_Exercise instructions_
I would like each line of the data that holds the word "Read" copied out.

● ● ● ●

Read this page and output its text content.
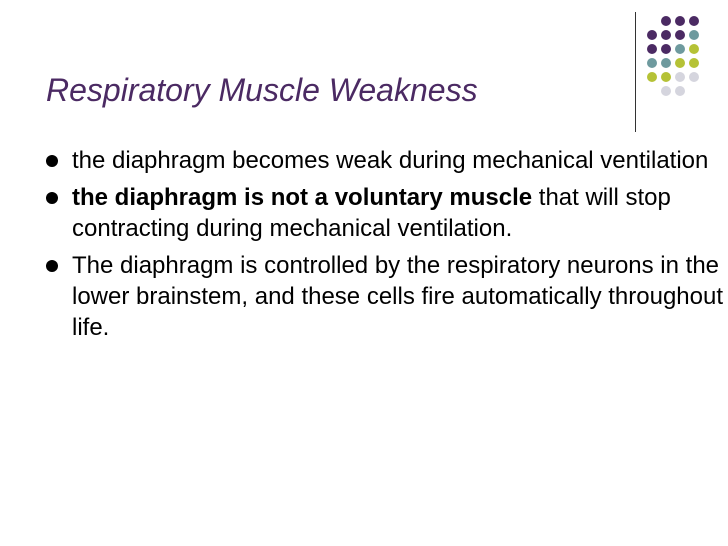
Respiratory Muscle Weakness
the diaphragm becomes weak during mechanical ventilation
the diaphragm is not a voluntary muscle that will stop contracting during mechanical ventilation.
The diaphragm is controlled by the respiratory neurons in the lower brainstem, and these cells fire automatically throughout life.
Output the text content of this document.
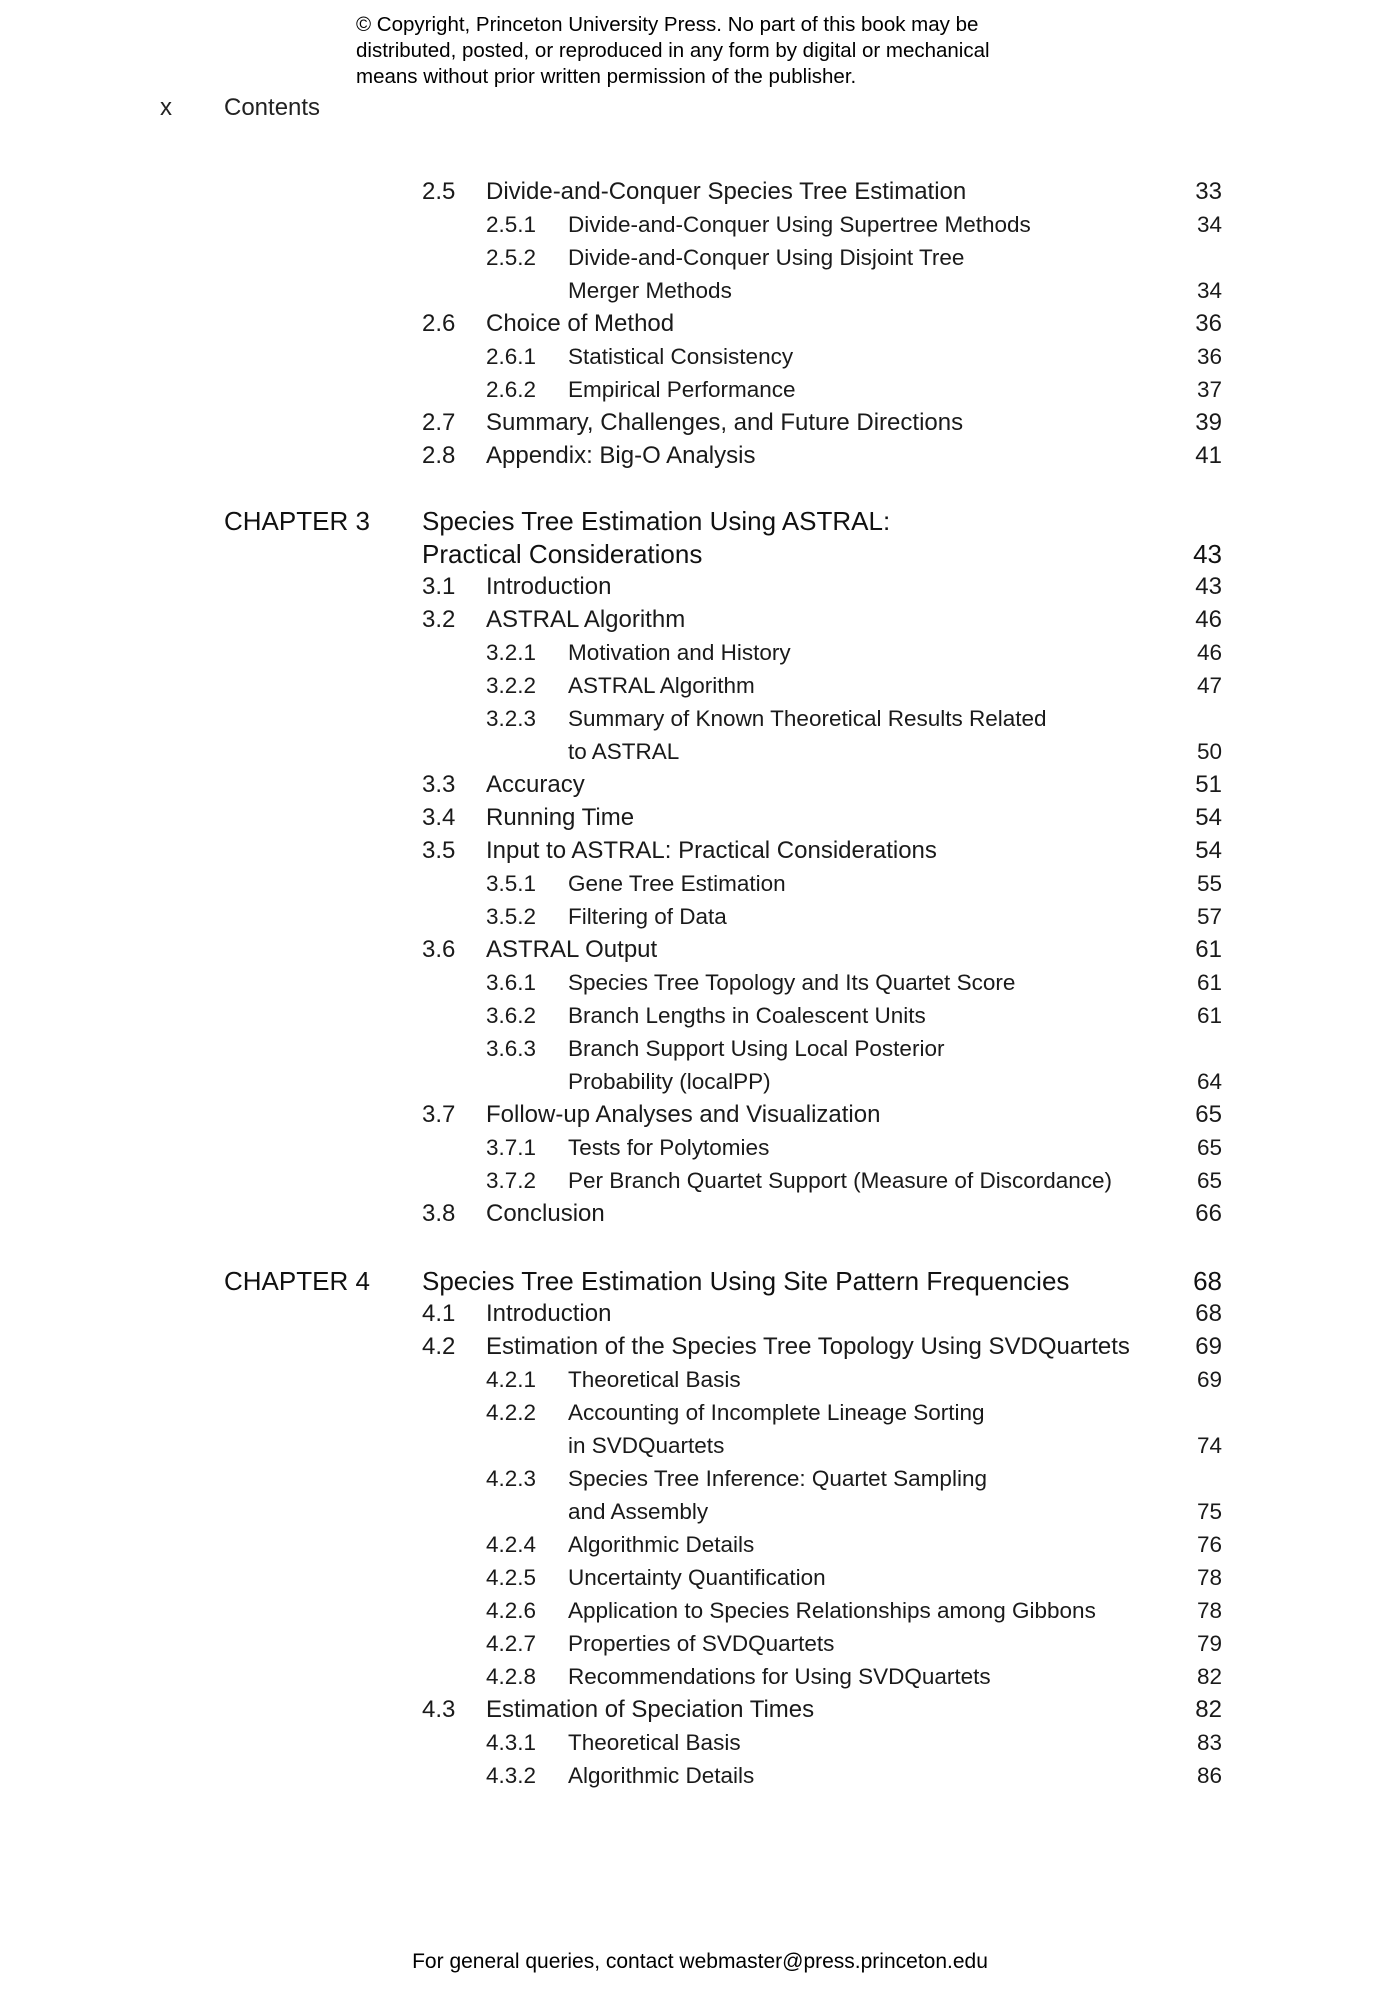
© Copyright, Princeton University Press. No part of this book may be
distributed, posted, or reproduced in any form by digital or mechanical
means without prior written permission of the publisher.
x Contents
2.5 Divide-and-Conquer Species Tree Estimation	33
2.5.1 Divide-and-Conquer Using Supertree Methods	34
2.5.2 Divide-and-Conquer Using Disjoint Tree
Merger Methods	34
2.6 Choice of Method	36
2.6.1 Statistical Consistency	36
2.6.2 Empirical Performance	37
2.7 Summary, Challenges, and Future Directions	39
2.8 Appendix: Big-O Analysis	41
CHAPTER 3 Species Tree Estimation Using ASTRAL:
Practical Considerations	43
3.1 Introduction	43
3.2 ASTRAL Algorithm	46
3.2.1 Motivation and History	46
3.2.2 ASTRAL Algorithm	47
3.2.3 Summary of Known Theoretical Results Related
to ASTRAL	50
3.3 Accuracy	51
3.4 Running Time	54
3.5 Input to ASTRAL: Practical Considerations	54
3.5.1 Gene Tree Estimation	55
3.5.2 Filtering of Data	57
3.6 ASTRAL Output	61
3.6.1 Species Tree Topology and Its Quartet Score	61
3.6.2 Branch Lengths in Coalescent Units	61
3.6.3 Branch Support Using Local Posterior
Probability (localPP)	64
3.7 Follow-up Analyses and Visualization	65
3.7.1 Tests for Polytomies	65
3.7.2 Per Branch Quartet Support (Measure of Discordance)	65
3.8 Conclusion	66
CHAPTER 4 Species Tree Estimation Using Site Pattern Frequencies	68
4.1 Introduction	68
4.2 Estimation of the Species Tree Topology Using SVDQuartets	69
4.2.1 Theoretical Basis	69
4.2.2 Accounting of Incomplete Lineage Sorting
in SVDQuartets	74
4.2.3 Species Tree Inference: Quartet Sampling
and Assembly	75
4.2.4 Algorithmic Details	76
4.2.5 Uncertainty Quantification	78
4.2.6 Application to Species Relationships among Gibbons	78
4.2.7 Properties of SVDQuartets	79
4.2.8 Recommendations for Using SVDQuartets	82
4.3 Estimation of Speciation Times	82
4.3.1 Theoretical Basis	83
4.3.2 Algorithmic Details	86
For general queries, contact webmaster@press.princeton.edu
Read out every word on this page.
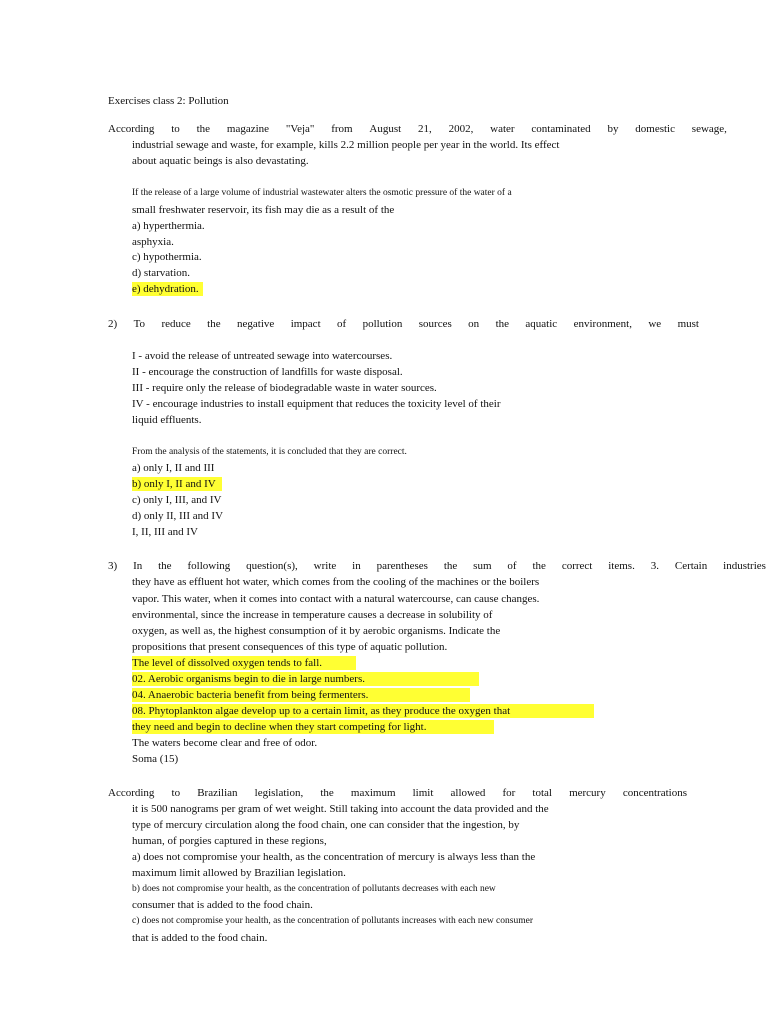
Exercises class 2: Pollution
According to the magazine "Veja" from August 21, 2002, water contaminated by domestic sewage,
industrial sewage and waste, for example, kills 2.2 million people per year in the world. Its effect
about aquatic beings is also devastating.
If the release of a large volume of industrial wastewater alters the osmotic pressure of the water of a
small freshwater reservoir, its fish may die as a result of the
a) hyperthermia.
asphyxia.
c) hypothermia.
d) starvation.
e) dehydration.
2) To reduce the negative impact of pollution sources on the aquatic environment, we must
I - avoid the release of untreated sewage into watercourses.
II - encourage the construction of landfills for waste disposal.
III - require only the release of biodegradable waste in water sources.
IV - encourage industries to install equipment that reduces the toxicity level of their
liquid effluents.
From the analysis of the statements, it is concluded that they are correct.
a) only I, II and III
b) only I, II and IV
c) only I, III, and IV
d) only II, III and IV
I, II, III and IV
3) In the following question(s), write in parentheses the sum of the correct items. 3. Certain industries
they have as effluent hot water, which comes from the cooling of the machines or the boilers
vapor. This water, when it comes into contact with a natural watercourse, can cause changes.
environmental, since the increase in temperature causes a decrease in solubility of
oxygen, as well as, the highest consumption of it by aerobic organisms. Indicate the
propositions that present consequences of this type of aquatic pollution.
The level of dissolved oxygen tends to fall.
02. Aerobic organisms begin to die in large numbers.
04. Anaerobic bacteria benefit from being fermenters.
08. Phytoplankton algae develop up to a certain limit, as they produce the oxygen that
they need and begin to decline when they start competing for light.
The waters become clear and free of odor.
Soma (15)
According to Brazilian legislation, the maximum limit allowed for total mercury concentrations
it is 500 nanograms per gram of wet weight. Still taking into account the data provided and the
type of mercury circulation along the food chain, one can consider that the ingestion, by
human, of porgies captured in these regions,
a) does not compromise your health, as the concentration of mercury is always less than the
maximum limit allowed by Brazilian legislation.
b) does not compromise your health, as the concentration of pollutants decreases with each new
consumer that is added to the food chain.
c) does not compromise your health, as the concentration of pollutants increases with each new consumer
that is added to the food chain.
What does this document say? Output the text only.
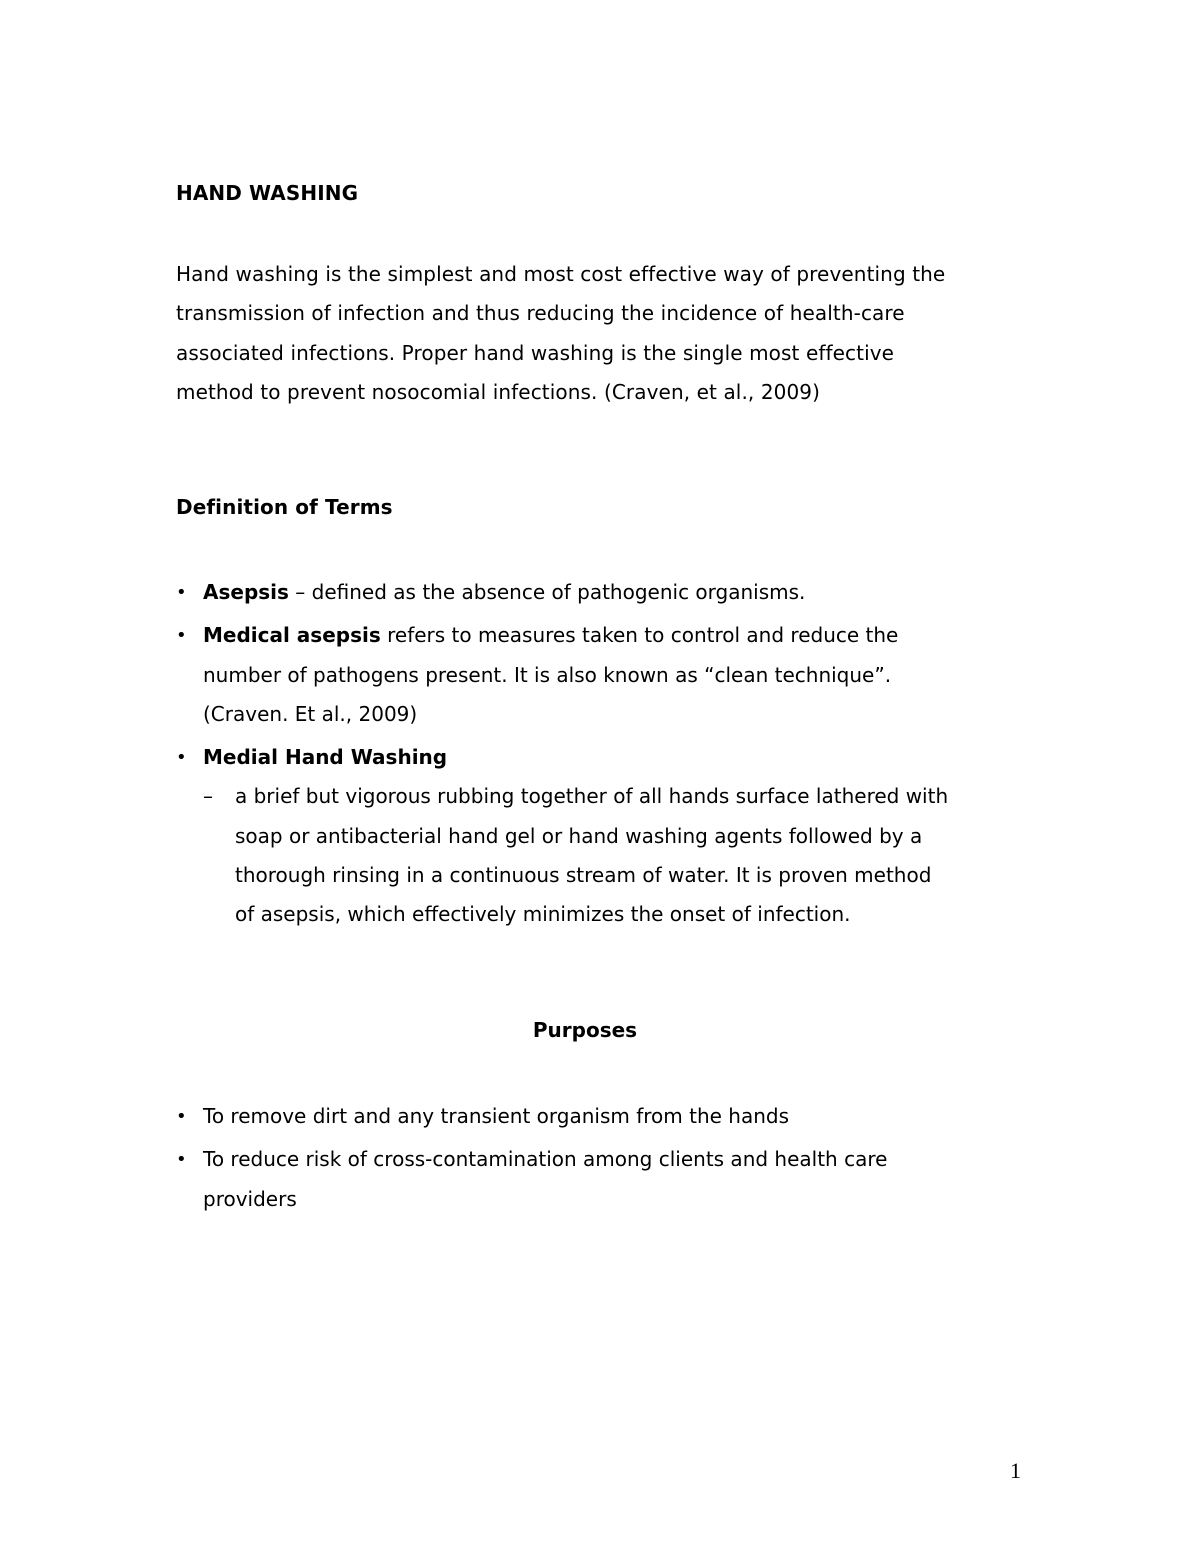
HAND WASHING
Hand washing is the simplest and most cost effective way of preventing the
transmission of infection and thus reducing the incidence of health-care
associated infections. Proper hand washing is the single most effective
method to prevent nosocomial infections. (Craven, et al., 2009)
Definition of Terms
• Asepsis – defined as the absence of pathogenic organisms.
• Medical asepsis refers to measures taken to control and reduce the
number of pathogens present. It is also known as “clean technique”.
(Craven. Et al., 2009)
• Medial Hand Washing
– a brief but vigorous rubbing together of all hands surface lathered with
soap or antibacterial hand gel or hand washing agents followed by a
thorough rinsing in a continuous stream of water. It is proven method
of asepsis, which effectively minimizes the onset of infection.
Purposes
• To remove dirt and any transient organism from the hands
• To reduce risk of cross-contamination among clients and health care
providers
1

● ● ● ●

_Response to this exercise_
Read this page and output its text content.
Read out every word on this page.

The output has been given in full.